STATED GOAL: Reproduce all of the data below line for line, without changing anything, but leave out the pictures.

LISTING:
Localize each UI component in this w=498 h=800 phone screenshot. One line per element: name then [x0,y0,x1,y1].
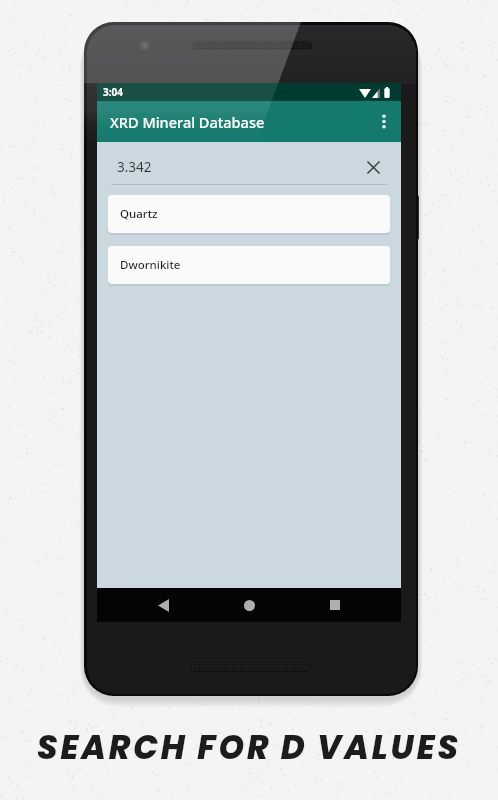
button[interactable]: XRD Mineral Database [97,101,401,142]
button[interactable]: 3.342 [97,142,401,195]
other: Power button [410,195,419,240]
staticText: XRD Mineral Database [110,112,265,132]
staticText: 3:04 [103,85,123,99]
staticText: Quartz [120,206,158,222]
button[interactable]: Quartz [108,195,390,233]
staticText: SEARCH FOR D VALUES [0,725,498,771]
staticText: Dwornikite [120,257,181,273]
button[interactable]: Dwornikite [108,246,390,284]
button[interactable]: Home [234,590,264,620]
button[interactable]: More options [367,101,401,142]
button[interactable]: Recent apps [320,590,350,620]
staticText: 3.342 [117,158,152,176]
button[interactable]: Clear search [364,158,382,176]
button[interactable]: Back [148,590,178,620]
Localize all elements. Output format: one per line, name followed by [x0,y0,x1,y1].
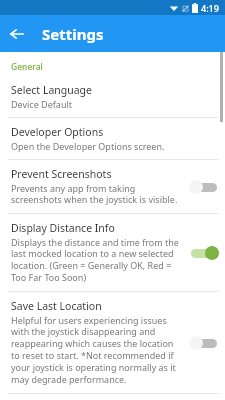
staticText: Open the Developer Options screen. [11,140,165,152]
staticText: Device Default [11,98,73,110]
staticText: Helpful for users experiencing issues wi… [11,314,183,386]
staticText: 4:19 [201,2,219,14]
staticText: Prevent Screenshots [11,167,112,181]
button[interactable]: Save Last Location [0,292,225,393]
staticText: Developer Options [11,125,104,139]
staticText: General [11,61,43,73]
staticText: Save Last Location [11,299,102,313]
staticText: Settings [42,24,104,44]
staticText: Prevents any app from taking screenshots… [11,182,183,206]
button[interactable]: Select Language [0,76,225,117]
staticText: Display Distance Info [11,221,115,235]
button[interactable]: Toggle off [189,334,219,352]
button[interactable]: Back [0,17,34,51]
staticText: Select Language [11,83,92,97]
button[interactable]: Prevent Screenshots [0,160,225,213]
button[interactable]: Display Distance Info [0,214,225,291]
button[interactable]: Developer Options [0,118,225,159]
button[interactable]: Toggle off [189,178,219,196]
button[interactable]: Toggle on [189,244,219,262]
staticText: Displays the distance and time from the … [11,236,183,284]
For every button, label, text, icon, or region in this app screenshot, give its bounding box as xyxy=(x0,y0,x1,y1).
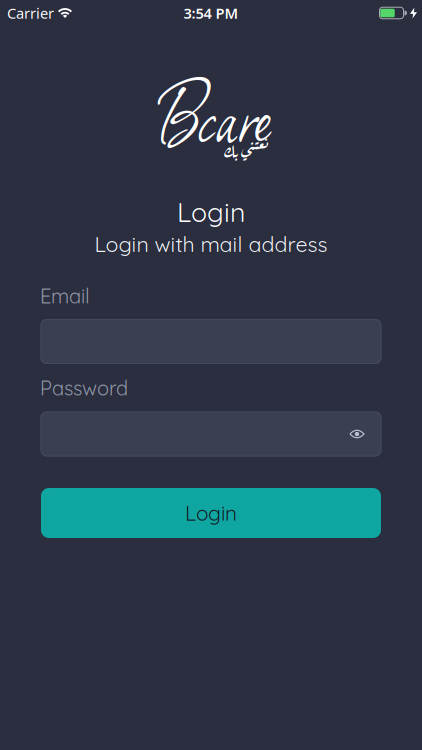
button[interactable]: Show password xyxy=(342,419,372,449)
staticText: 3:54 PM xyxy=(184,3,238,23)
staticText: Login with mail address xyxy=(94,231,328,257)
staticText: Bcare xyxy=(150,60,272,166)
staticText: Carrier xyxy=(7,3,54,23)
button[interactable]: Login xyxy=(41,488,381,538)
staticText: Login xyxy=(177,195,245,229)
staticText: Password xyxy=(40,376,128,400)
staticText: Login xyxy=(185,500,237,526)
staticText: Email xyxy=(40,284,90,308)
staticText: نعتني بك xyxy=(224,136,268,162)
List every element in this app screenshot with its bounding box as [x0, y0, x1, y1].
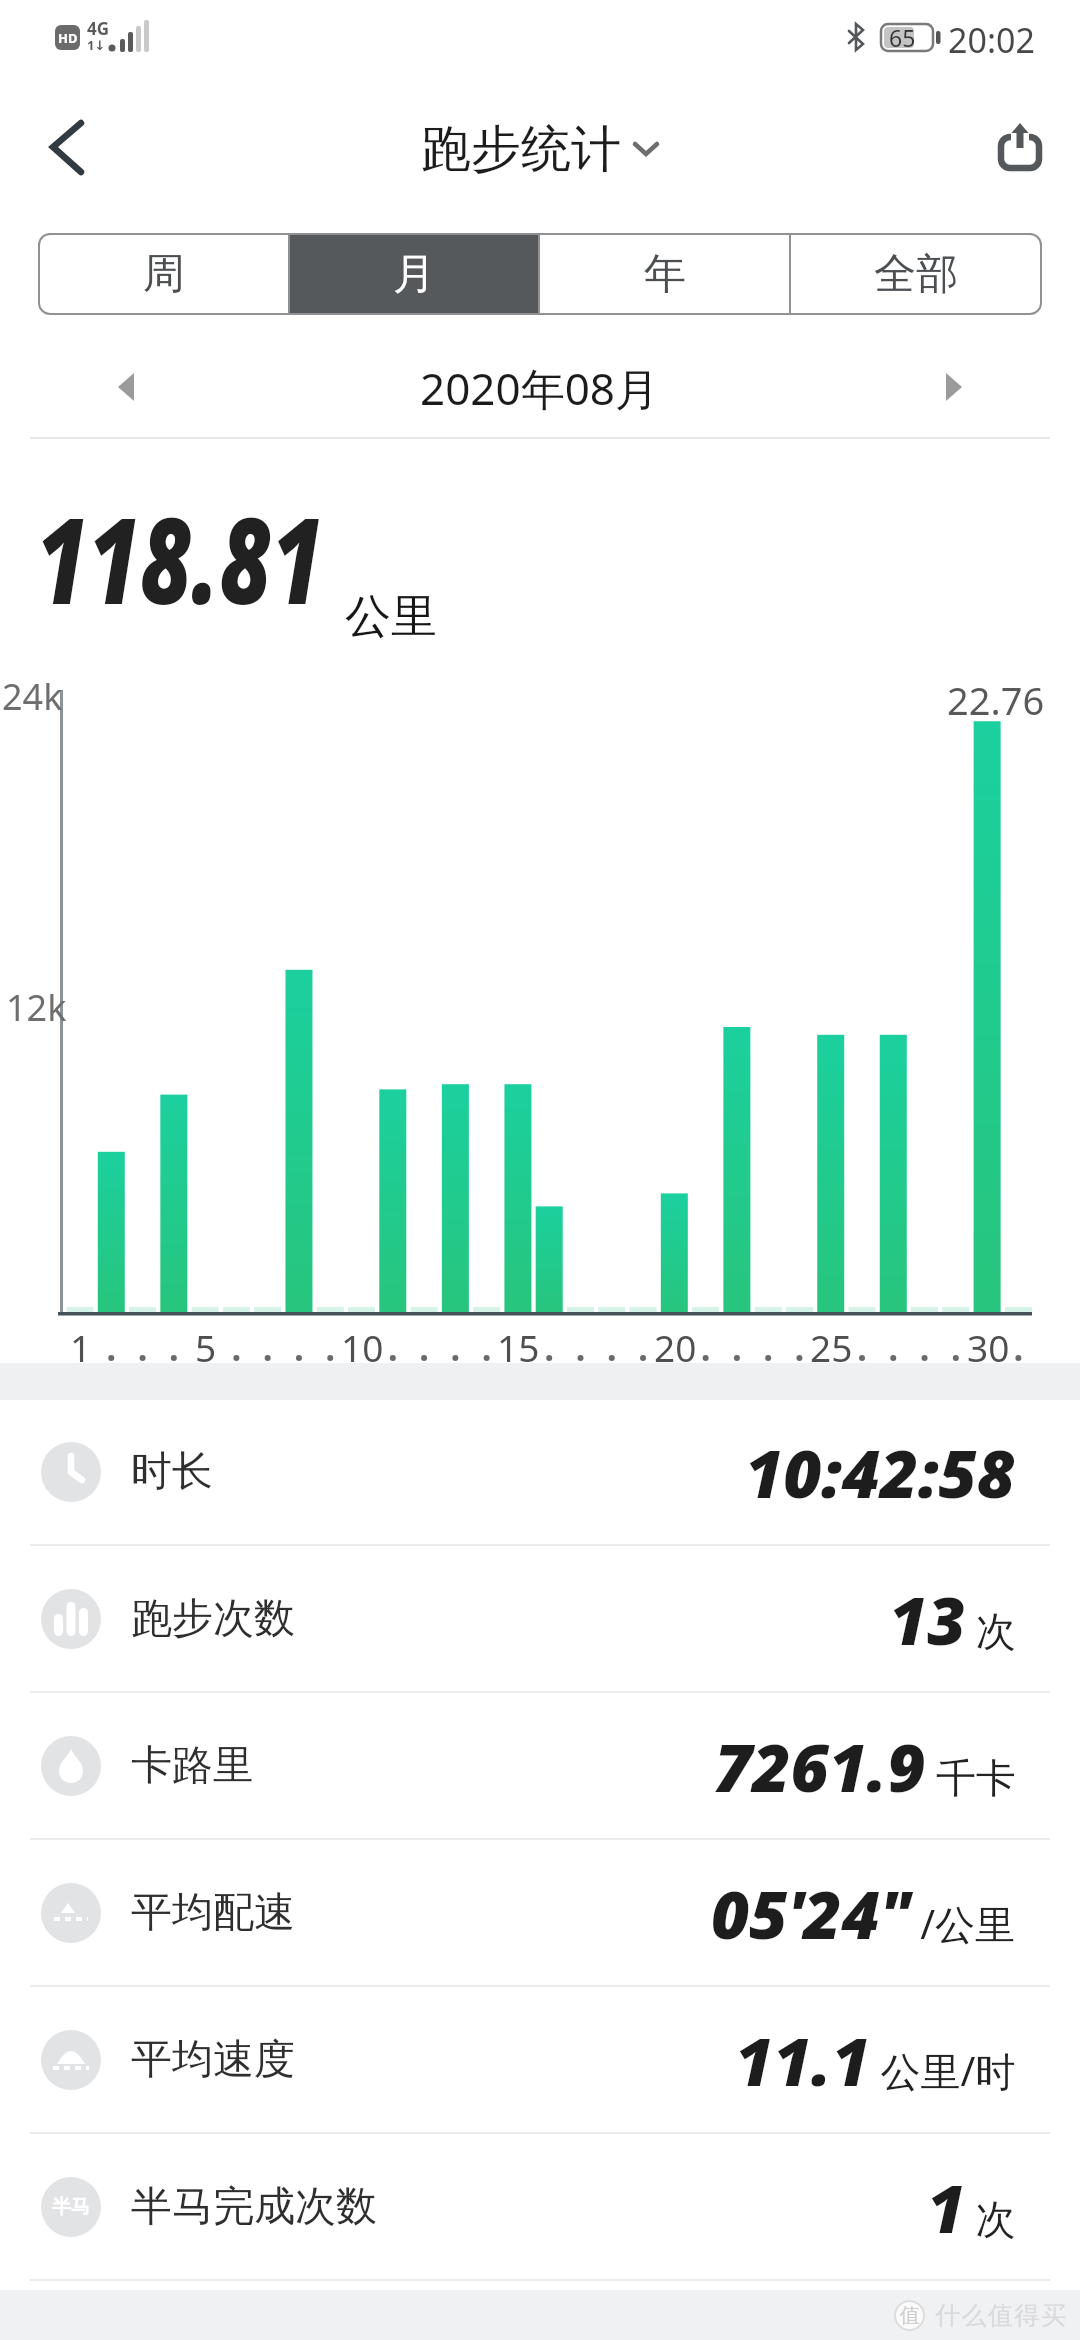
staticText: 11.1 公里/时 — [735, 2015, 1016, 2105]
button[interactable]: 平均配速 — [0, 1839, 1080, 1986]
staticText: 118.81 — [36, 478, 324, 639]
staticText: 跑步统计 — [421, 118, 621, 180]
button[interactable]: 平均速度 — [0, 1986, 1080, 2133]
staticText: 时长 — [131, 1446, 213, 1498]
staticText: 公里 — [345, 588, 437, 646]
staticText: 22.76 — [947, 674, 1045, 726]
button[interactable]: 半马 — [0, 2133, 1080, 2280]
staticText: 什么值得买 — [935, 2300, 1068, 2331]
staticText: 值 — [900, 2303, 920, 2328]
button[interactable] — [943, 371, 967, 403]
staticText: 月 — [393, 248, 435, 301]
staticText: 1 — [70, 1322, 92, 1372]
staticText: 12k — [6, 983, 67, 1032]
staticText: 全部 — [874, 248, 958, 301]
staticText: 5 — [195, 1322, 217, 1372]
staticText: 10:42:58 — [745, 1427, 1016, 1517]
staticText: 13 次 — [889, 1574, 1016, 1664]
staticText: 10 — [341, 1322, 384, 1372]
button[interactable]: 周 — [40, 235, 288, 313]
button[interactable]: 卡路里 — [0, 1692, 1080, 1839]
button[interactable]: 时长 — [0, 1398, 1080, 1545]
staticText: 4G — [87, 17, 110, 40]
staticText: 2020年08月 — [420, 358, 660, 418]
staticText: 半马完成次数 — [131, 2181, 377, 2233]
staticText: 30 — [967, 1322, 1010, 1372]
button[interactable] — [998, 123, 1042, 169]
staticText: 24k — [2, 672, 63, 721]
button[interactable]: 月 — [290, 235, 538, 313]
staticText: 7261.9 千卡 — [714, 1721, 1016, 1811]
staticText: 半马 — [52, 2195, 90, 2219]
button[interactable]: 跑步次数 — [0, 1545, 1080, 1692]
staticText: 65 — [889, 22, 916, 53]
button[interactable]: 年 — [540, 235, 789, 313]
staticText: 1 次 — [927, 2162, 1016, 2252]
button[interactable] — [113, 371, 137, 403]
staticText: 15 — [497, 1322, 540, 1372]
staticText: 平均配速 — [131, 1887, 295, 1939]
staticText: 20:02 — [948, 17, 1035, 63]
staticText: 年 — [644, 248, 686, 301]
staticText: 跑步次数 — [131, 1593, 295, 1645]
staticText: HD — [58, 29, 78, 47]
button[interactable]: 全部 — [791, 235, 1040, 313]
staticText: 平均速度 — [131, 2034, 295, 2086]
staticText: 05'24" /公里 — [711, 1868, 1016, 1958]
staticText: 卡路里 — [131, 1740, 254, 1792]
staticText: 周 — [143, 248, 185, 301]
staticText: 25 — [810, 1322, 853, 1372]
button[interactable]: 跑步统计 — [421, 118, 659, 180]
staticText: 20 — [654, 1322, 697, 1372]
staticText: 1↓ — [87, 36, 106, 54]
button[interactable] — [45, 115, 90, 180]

RESPONSE BELOW:
Localize each UI component in this w=498 h=800 phone screenshot. One line per element: name then [x0,y0,x1,y1].
button[interactable]: XRD Mineral Database [97,101,401,142]
button[interactable]: 3.342 [97,142,401,195]
other: Power button [410,195,419,240]
staticText: XRD Mineral Database [110,112,265,132]
staticText: 3:04 [103,85,123,99]
staticText: Quartz [120,206,158,222]
button[interactable]: Quartz [108,195,390,233]
staticText: SEARCH FOR D VALUES [0,725,498,771]
staticText: Dwornikite [120,257,181,273]
button[interactable]: Dwornikite [108,246,390,284]
button[interactable]: Home [234,590,264,620]
button[interactable]: More options [367,101,401,142]
button[interactable]: Recent apps [320,590,350,620]
staticText: 3.342 [117,158,152,176]
button[interactable]: Clear search [364,158,382,176]
button[interactable]: Back [148,590,178,620]
Localize all elements. Output format: one per line, name followed by [x0,y0,x1,y1].
staticText: Open the Developer Options screen. [11,140,165,152]
staticText: Device Default [11,98,73,110]
staticText: Helpful for users experiencing issues wi… [11,314,183,386]
staticText: 4:19 [201,2,219,14]
staticText: Prevent Screenshots [11,167,112,181]
button[interactable]: Save Last Location [0,292,225,393]
staticText: Developer Options [11,125,104,139]
staticText: General [11,61,43,73]
staticText: Save Last Location [11,299,102,313]
staticText: Settings [42,24,104,44]
staticText: Prevents any app from taking screenshots… [11,182,183,206]
button[interactable]: Select Language [0,76,225,117]
staticText: Display Distance Info [11,221,115,235]
button[interactable]: Toggle off [189,334,219,352]
button[interactable]: Back [0,17,34,51]
staticText: Select Language [11,83,92,97]
button[interactable]: Prevent Screenshots [0,160,225,213]
button[interactable]: Display Distance Info [0,214,225,291]
button[interactable]: Developer Options [0,118,225,159]
button[interactable]: Toggle off [189,178,219,196]
button[interactable]: Toggle on [189,244,219,262]
staticText: Displays the distance and time from the … [11,236,183,284]
For every button, label, text, icon, or region in this app screenshot, give its bounding box as xyxy=(x0,y0,x1,y1).
button[interactable]: Show password xyxy=(342,419,372,449)
staticText: 3:54 PM xyxy=(184,3,238,23)
staticText: Login with mail address xyxy=(94,231,328,257)
staticText: Bcare xyxy=(150,60,272,166)
staticText: Carrier xyxy=(7,3,54,23)
button[interactable]: Login xyxy=(41,488,381,538)
staticText: Login xyxy=(177,195,245,229)
staticText: Password xyxy=(40,376,128,400)
staticText: Login xyxy=(185,500,237,526)
staticText: Email xyxy=(40,284,90,308)
staticText: نعتني بك xyxy=(224,136,268,162)
List every element in this app screenshot with its bounding box as [x0, y0, x1, y1].
staticText: 11.1 公里/时 — [735, 2015, 1016, 2105]
button[interactable]: 平均配速 — [0, 1839, 1080, 1986]
staticText: 118.81 — [36, 478, 324, 639]
staticText: 跑步统计 — [421, 118, 621, 180]
button[interactable]: 平均速度 — [0, 1986, 1080, 2133]
staticText: 时长 — [131, 1446, 213, 1498]
staticText: 公里 — [345, 588, 437, 646]
staticText: 22.76 — [947, 674, 1045, 726]
button[interactable]: 半马 — [0, 2133, 1080, 2280]
staticText: 什么值得买 — [935, 2300, 1068, 2331]
staticText: 值 — [900, 2303, 920, 2328]
button[interactable] — [943, 371, 967, 403]
staticText: 月 — [393, 248, 435, 301]
staticText: 1 — [70, 1322, 92, 1372]
staticText: 12k — [6, 983, 67, 1032]
staticText: 全部 — [874, 248, 958, 301]
staticText: 5 — [195, 1322, 217, 1372]
staticText: 10:42:58 — [745, 1427, 1016, 1517]
staticText: 13 次 — [889, 1574, 1016, 1664]
staticText: 10 — [341, 1322, 384, 1372]
button[interactable]: 周 — [40, 235, 288, 313]
button[interactable]: 卡路里 — [0, 1692, 1080, 1839]
button[interactable]: 时长 — [0, 1398, 1080, 1545]
staticText: 4G — [87, 17, 110, 40]
staticText: 2020年08月 — [420, 358, 660, 418]
staticText: 半马完成次数 — [131, 2181, 377, 2233]
staticText: 30 — [967, 1322, 1010, 1372]
button[interactable] — [998, 123, 1042, 169]
staticText: 24k — [2, 672, 63, 721]
button[interactable]: 月 — [290, 235, 538, 313]
staticText: 7261.9 千卡 — [714, 1721, 1016, 1811]
staticText: 半马 — [52, 2195, 90, 2219]
button[interactable]: 跑步次数 — [0, 1545, 1080, 1692]
staticText: 65 — [889, 22, 916, 53]
button[interactable]: 年 — [540, 235, 789, 313]
staticText: 1 次 — [927, 2162, 1016, 2252]
button[interactable] — [113, 371, 137, 403]
staticText: 15 — [497, 1322, 540, 1372]
staticText: 平均配速 — [131, 1887, 295, 1939]
staticText: 20:02 — [948, 17, 1035, 63]
staticText: 年 — [644, 248, 686, 301]
staticText: 跑步次数 — [131, 1593, 295, 1645]
staticText: HD — [58, 29, 78, 47]
button[interactable]: 全部 — [791, 235, 1040, 313]
staticText: 平均速度 — [131, 2034, 295, 2086]
staticText: 05'24" /公里 — [711, 1868, 1016, 1958]
staticText: 卡路里 — [131, 1740, 254, 1792]
staticText: 周 — [143, 248, 185, 301]
staticText: 25 — [810, 1322, 853, 1372]
button[interactable]: 跑步统计 — [421, 118, 659, 180]
staticText: 20 — [654, 1322, 697, 1372]
staticText: 1↓ — [87, 36, 106, 54]
button[interactable] — [45, 115, 90, 180]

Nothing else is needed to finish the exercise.